* _Exercise instructions_: Give the data below again exactly as it stands. Omit the pictures.

[Collected data]
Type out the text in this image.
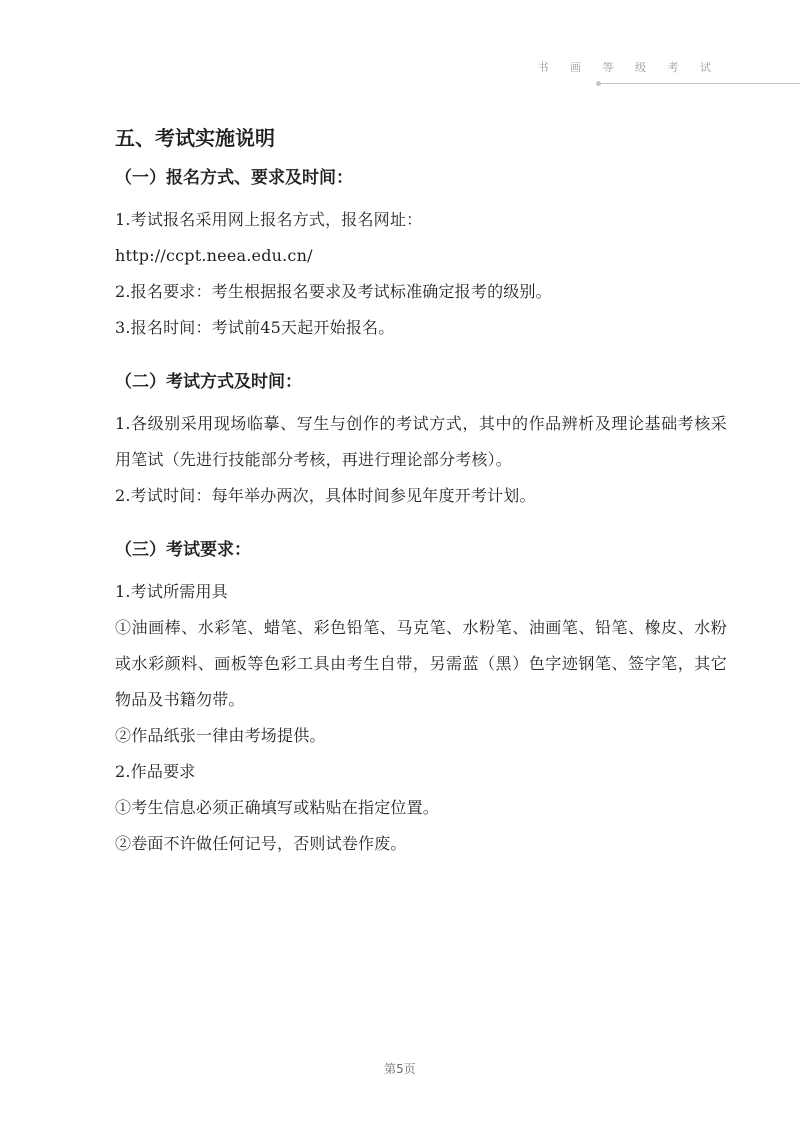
书 画 等 级 考 试
五、考试实施说明
（一）报名方式、要求及时间：

1.考试报名采用网上报名方式，报名网址：

http://ccpt.neea.edu.cn/

2.报名要求：考生根据报名要求及考试标准确定报考的级别。

3.报名时间：考试前45天起开始报名。

（二）考试方式及时间：

1.各级别采用现场临摹、写生与创作的考试方式，其中的作品辨析及理论基础考核采用笔试（先进行技能部分考核，再进行理论部分考核）。

2.考试时间：每年举办两次，具体时间参见年度开考计划。

（三）考试要求：

1.考试所需用具

①油画棒、水彩笔、蜡笔、彩色铅笔、马克笔、水粉笔、油画笔、铅笔、橡皮、水粉或水彩颜料、画板等色彩工具由考生自带，另需蓝（黑）色字迹钢笔、签字笔，其它物品及书籍勿带。

②作品纸张一律由考场提供。

2.作品要求

①考生信息必须正确填写或粘贴在指定位置。

②卷面不许做任何记号，否则试卷作废。

第5页
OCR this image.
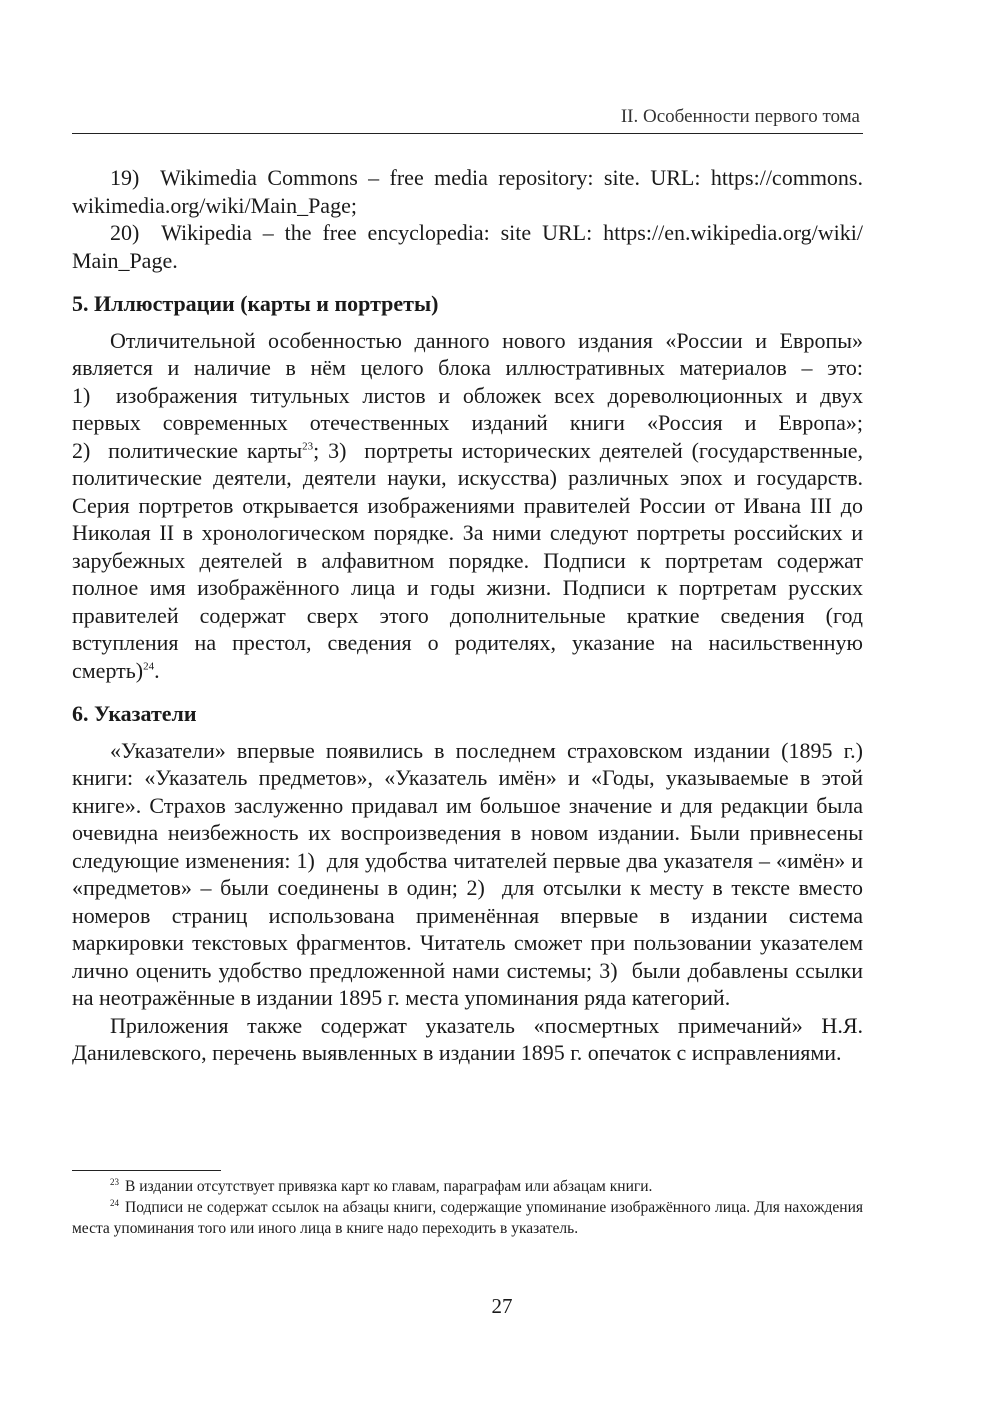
II. Особенности первого тома

19)  Wikimedia Commons – free media repository: site. URL: https://commons. wikimedia.org/wiki/Main_Page;

20)  Wikipedia – the free encyclopedia: site URL: https://en.wikipedia.org/wiki/ Main_Page.

5. Иллюстрации (карты и портреты)

Отличительной особенностью данного нового издания «России и Европы» является и наличие в нём целого блока иллюстративных материалов – это: 1)  изображения титульных листов и обложек всех дореволюционных и двух первых современных отечественных изданий книги «Россия и Европа»; 2)  политические карты$^{23}$; 3)  портреты исторических деятелей (государственные, политические деятели, деятели науки, искусства) различных эпох и государств. Серия портретов открывается изображениями правителей России от Ивана III до Николая II в хронологическом порядке. За ними следуют портреты российских и зарубежных деятелей в алфавитном порядке. Подписи к портретам содержат полное имя изображённого лица и годы жизни. Подписи к портретам русских правителей содержат сверх этого дополнительные краткие сведения (год вступления на престол, сведения о родителях, указание на насильственную смерть)$^{24}$.

6. Указатели

«Указатели» впервые появились в последнем страховском издании (1895 г.) книги: «Указатель предметов», «Указатель имён» и «Годы, указываемые в этой книге». Страхов заслуженно придавал им большое значение и для редакции была очевидна неизбежность их воспроизведения в новом издании. Были привнесены следующие изменения: 1)  для удобства читателей первые два указателя – «имён» и «предметов» – были соединены в один; 2)  для отсылки к месту в тексте вместо номеров страниц использована применённая впервые в издании система маркировки текстовых фрагментов. Читатель сможет при пользовании указателем лично оценить удобство предложенной нами системы; 3)  были добавлены ссылки на неотражённые в издании 1895 г. места упоминания ряда категорий.

Приложения также содержат указатель «посмертных примечаний» Н.Я. Данилевского, перечень выявленных в издании 1895 г. опечаток с исправлениями.

$^{23}$ В издании отсутствует привязка карт ко главам, параграфам или абзацам книги.

$^{24}$ Подписи не содержат ссылок на абзацы книги, содержащие упоминание изображённого лица. Для нахождения места упоминания того или иного лица в книге надо переходить в указатель.

27
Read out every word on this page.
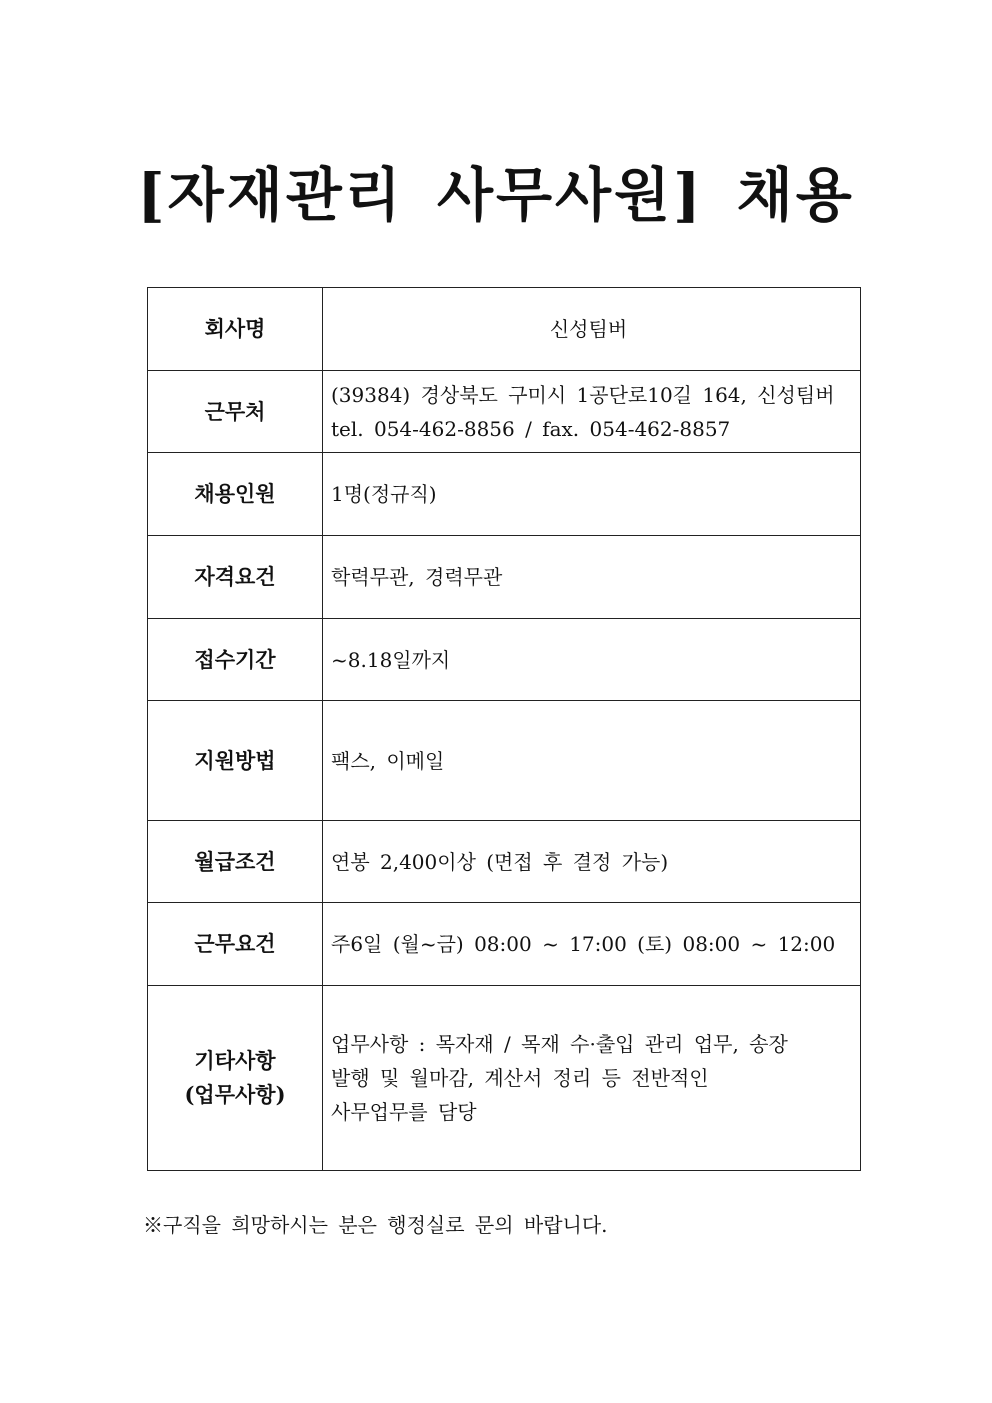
[자재관리 사무사원] 채용
회사명	신성팀버

근무처	(39384) 경상북도 구미시 1공단로10길 164, 신성팀버
tel. 054-462-8856 / fax. 054-462-8857

채용인원	1명(정규직)

자격요건	학력무관, 경력무관

접수기간	~8.18일까지

지원방법	팩스, 이메일

월급조건	연봉 2,400이상 (면접 후 결정 가능)

근무요건	주6일 (월~금) 08:00 ~ 17:00 (토) 08:00 ~ 12:00

기타사항
(업무사항)	업무사항 : 목자재 / 목재 수·출입 관리 업무, 송장
발행 및 월마감, 계산서 정리 등 전반적인
사무업무를 담당
※구직을 희망하시는 분은 행정실로 문의 바랍니다.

* _Completed task_:
Type out the text in this image.
书 画 等 级 考 试
五、考试实施说明
（一）报名方式、要求及时间：

1.考试报名采用网上报名方式，报名网址：

http://ccpt.neea.edu.cn/

2.报名要求：考生根据报名要求及考试标准确定报考的级别。

3.报名时间：考试前45天起开始报名。

（二）考试方式及时间：

1.各级别采用现场临摹、写生与创作的考试方式，其中的作品辨析及理论基础考核采用笔试（先进行技能部分考核，再进行理论部分考核）。

2.考试时间：每年举办两次，具体时间参见年度开考计划。

（三）考试要求：

1.考试所需用具

①油画棒、水彩笔、蜡笔、彩色铅笔、马克笔、水粉笔、油画笔、铅笔、橡皮、水粉或水彩颜料、画板等色彩工具由考生自带，另需蓝（黑）色字迹钢笔、签字笔，其它物品及书籍勿带。

②作品纸张一律由考场提供。

2.作品要求

①考生信息必须正确填写或粘贴在指定位置。

②卷面不许做任何记号，否则试卷作废。

第5页
OCR this image.
II. Особенности первого тома

19)  Wikimedia Commons – free media repository: site. URL: https://commons. wikimedia.org/wiki/Main_Page;

20)  Wikipedia – the free encyclopedia: site URL: https://en.wikipedia.org/wiki/ Main_Page.

5. Иллюстрации (карты и портреты)

Отличительной особенностью данного нового издания «России и Европы» является и наличие в нём целого блока иллюстративных материалов – это: 1)  изображения титульных листов и обложек всех дореволюционных и двух первых современных отечественных изданий книги «Россия и Европа»; 2)  политические карты$^{23}$; 3)  портреты исторических деятелей (государственные, политические деятели, деятели науки, искусства) различных эпох и государств. Серия портретов открывается изображениями правителей России от Ивана III до Николая II в хронологическом порядке. За ними следуют портреты российских и зарубежных деятелей в алфавитном порядке. Подписи к портретам содержат полное имя изображённого лица и годы жизни. Подписи к портретам русских правителей содержат сверх этого дополнительные краткие сведения (год вступления на престол, сведения о родителях, указание на насильственную смерть)$^{24}$.

6. Указатели

«Указатели» впервые появились в последнем страховском издании (1895 г.) книги: «Указатель предметов», «Указатель имён» и «Годы, указываемые в этой книге». Страхов заслуженно придавал им большое значение и для редакции была очевидна неизбежность их воспроизведения в новом издании. Были привнесены следующие изменения: 1)  для удобства читателей первые два указателя – «имён» и «предметов» – были соединены в один; 2)  для отсылки к месту в тексте вместо номеров страниц использована применённая впервые в издании система маркировки текстовых фрагментов. Читатель сможет при пользовании указателем лично оценить удобство предложенной нами системы; 3)  были добавлены ссылки на неотражённые в издании 1895 г. места упоминания ряда категорий.

Приложения также содержат указатель «посмертных примечаний» Н.Я. Данилевского, перечень выявленных в издании 1895 г. опечаток с исправлениями.

$^{23}$ В издании отсутствует привязка карт ко главам, параграфам или абзацам книги.

$^{24}$ Подписи не содержат ссылок на абзацы книги, содержащие упоминание изображённого лица. Для нахождения места упоминания того или иного лица в книге надо переходить в указатель.

27
Read out every word on this page.
[자재관리 사무사원] 채용
회사명	신성팀버

근무처	(39384) 경상북도 구미시 1공단로10길 164, 신성팀버
tel. 054-462-8856 / fax. 054-462-8857

채용인원	1명(정규직)

자격요건	학력무관, 경력무관

접수기간	~8.18일까지

지원방법	팩스, 이메일

월급조건	연봉 2,400이상 (면접 후 결정 가능)

근무요건	주6일 (월~금) 08:00 ~ 17:00 (토) 08:00 ~ 12:00

기타사항
(업무사항)	업무사항 : 목자재 / 목재 수·출입 관리 업무, 송장
발행 및 월마감, 계산서 정리 등 전반적인
사무업무를 담당
※구직을 희망하시는 분은 행정실로 문의 바랍니다.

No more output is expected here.